8 octobre 2023

Temps de lecture : 4 min

« Les marques modernisent les discours sur la France et ringardisent les messages des politiques », Raphaël Llorca (Fondation Jean Jaurès)

Communicant, essayiste et co-directeur de l’Observatoire « Marques, imaginaires de consommation et Politique » à la Fondation Jean Jaurès, Raphaël Llorca a récemment publié aux Editions de l’Aube un ouvrage intitulé « Le roman national des marques ».

Le patriotisme est devenu mainstream alors qu’il était tabou dans le passé, les marques ont un boulevard devant elles.

INfluencia : quand les marques ont-elles commencé à s’emparer du récit national pour faire leur promotion ?

Raphaël Llorca : j’aurais tendance à dire que les marques racontent la France depuis toujours. Citroën avait privatisé en 1925 la Tour Eiffel en faisant apparaître son nom en lettres géantes grâce à l’emploi de 250.000 ampoules. Longtemps toutefois, la France a servi de décor aux annonceurs alors qu’aujourd’hui, elle est devenue le sujet principal de leurs discours. C’est un phénomène récent pas encore écrasant mais suffisamment important pour me persuader d’écrire un livre à ce sujet. Ce mouvement est déjà bien présent aux Etats-Unis et il commence à se développer dans notre pays.

IN : quelles marques ont commencé à privatiser le récit national pour faire leur promotion ?

R. L. : je m’attendais à tomber sur des marques du secteur public comme Air France ou la SNCF mais en réalité, la première grande campagne qui a promu les valeurs françaises a été lancée par… McDonald’s en réaction au démontage de son restaurant à Millau par Jose Bové en 1999. Cet événement a été pris très au sérieux par les dirigeants au siège du groupe. Ils ont eu le sentiment que la greffe américaine était en train d’être rejetée par les Français. Ils ont alors eu une réaction défensive qui consistait à proposer une stratégie d’intégration à la société française. Tout a commencé avec leur génialissime publicité « Né aux Etats-Unis, made in France » dans laquelle un américain caricatural se moquait des caractéristiques des burgers français.

Cette campagne est devenue le cœur de la stratégie du groupe qui a ensuite lancé le McCafé, le McBaguette et le service à table. Toyota lui a emboité le pas suite à l’ouverture en 1997 de son usine à Valenciennes. Le constructeur japonais s’est montré plus patriote que les Français eux-mêmes en clamant son attachement à la France. Un de ses spots imitait même la Marseillaise avec des bruits enregistrés sur ses chaînes de montage.

IN : quand les marques françaises ont-elles commencé à suivre les traces de ces annonceurs étrangers ?

→ **DONNÉES EXTRAITES**
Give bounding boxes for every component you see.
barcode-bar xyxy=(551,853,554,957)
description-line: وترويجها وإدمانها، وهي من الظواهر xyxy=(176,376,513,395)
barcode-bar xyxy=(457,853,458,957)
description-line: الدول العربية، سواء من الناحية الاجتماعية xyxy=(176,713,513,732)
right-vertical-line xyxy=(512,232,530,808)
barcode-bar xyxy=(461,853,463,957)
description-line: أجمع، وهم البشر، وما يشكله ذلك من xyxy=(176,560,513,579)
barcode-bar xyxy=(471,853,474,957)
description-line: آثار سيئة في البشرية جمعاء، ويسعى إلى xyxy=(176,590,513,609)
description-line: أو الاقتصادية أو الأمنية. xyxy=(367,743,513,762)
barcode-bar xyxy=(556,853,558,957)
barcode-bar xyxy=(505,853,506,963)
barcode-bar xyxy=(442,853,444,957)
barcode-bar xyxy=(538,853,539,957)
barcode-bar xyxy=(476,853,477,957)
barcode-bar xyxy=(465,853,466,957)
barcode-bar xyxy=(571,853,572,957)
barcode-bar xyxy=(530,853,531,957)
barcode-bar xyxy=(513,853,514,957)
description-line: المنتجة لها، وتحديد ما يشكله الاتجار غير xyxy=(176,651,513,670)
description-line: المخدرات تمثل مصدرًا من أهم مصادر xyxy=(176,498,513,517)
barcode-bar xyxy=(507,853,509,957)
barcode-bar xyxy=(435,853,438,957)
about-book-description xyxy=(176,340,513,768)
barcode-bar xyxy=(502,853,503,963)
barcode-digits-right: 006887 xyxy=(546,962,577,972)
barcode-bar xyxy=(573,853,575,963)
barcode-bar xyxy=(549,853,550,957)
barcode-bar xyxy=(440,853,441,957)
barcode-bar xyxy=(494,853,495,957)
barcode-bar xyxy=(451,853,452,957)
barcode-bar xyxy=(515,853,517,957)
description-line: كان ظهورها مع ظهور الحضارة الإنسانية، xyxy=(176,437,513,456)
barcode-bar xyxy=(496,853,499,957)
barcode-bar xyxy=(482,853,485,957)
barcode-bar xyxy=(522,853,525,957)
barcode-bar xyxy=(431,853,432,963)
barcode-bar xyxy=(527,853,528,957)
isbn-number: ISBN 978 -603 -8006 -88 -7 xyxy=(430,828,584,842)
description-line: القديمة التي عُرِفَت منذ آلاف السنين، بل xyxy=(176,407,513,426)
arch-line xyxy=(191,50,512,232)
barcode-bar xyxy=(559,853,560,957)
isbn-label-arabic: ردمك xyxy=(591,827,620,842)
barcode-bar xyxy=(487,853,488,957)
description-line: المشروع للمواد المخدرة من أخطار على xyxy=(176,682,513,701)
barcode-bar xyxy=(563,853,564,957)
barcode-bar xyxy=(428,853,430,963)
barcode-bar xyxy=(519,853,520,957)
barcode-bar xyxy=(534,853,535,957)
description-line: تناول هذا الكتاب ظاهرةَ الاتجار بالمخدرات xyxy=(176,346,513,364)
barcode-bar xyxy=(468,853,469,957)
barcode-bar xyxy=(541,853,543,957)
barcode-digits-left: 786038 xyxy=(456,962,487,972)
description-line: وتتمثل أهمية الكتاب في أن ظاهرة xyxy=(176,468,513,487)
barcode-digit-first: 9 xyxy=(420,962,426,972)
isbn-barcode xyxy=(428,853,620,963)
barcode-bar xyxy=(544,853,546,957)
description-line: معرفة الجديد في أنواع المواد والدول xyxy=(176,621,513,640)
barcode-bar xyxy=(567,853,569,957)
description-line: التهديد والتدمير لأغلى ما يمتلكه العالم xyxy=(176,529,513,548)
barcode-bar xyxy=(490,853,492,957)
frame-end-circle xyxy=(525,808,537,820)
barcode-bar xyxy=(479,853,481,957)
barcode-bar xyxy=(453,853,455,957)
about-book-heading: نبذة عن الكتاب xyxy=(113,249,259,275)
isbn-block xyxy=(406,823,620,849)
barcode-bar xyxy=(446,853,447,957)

→ **TRAVAIL À FAIRE**
- A) Répondez à ces questions d'après l'entretien :
(i) En quelle année Citroën a-t-il affiché son nom sur la tour Eiffel, et avec combien d'ampoules ?
(ii) Quelle marque a lancé la première grande campagne vantant les valeurs françaises ?
(iii) En quelle année Toyota a-t-il ouvert son usine de Valenciennes ?
- B) Recopiez tout le passage de l'entretien, de « Cette campagne est » jusqu'à « chaînes de montage. ».

→ **RÉPONSES DANS L'ORDRE**
- A)
(i) En 1925, avec 250 000 ampoules.
(ii) McDonald's.
(iii) En 1997.

- B)
Cette campagne est devenue le cœur de la stratégie du groupe qui a ensuite lancé le McCafé, le McBaguette et le service à table. Toyota lui a emboité le pas suite à l’ouverture en 1997 de son usine à Valenciennes. Le constructeur japonais s’est montré plus patriote que les Français eux-mêmes en clamant son attachement à la France. Un de ses spots imitait même la Marseillaise avec des bruits enregistrés sur ses chaînes de montage.